Dataset entries:
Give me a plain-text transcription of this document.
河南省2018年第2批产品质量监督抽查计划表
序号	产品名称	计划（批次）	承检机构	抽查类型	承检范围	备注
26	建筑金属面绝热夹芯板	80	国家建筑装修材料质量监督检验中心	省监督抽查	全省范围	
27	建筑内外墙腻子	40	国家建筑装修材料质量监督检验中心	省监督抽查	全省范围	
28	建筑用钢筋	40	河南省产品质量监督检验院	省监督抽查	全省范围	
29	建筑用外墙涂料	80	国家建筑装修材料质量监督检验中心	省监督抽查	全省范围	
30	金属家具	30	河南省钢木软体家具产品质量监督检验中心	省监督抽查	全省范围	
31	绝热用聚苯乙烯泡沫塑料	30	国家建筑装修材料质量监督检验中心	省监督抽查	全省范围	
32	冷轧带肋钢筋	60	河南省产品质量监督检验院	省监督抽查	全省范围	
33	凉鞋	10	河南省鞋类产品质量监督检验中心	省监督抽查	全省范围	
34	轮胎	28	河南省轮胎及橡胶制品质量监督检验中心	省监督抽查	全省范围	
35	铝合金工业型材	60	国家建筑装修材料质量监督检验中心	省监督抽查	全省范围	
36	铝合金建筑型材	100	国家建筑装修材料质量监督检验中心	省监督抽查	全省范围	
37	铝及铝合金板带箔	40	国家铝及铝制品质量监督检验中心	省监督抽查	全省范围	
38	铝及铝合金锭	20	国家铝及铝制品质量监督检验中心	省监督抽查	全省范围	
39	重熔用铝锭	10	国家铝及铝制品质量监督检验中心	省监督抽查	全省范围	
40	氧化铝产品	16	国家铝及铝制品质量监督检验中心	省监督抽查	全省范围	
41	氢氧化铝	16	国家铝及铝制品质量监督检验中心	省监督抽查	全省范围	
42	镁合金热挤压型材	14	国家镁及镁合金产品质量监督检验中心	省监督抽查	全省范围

*Aim*.
Give only the count of lines in the data that include the string "国家建筑装修材料质量监督检验中心".

*Solution to the problem*.
6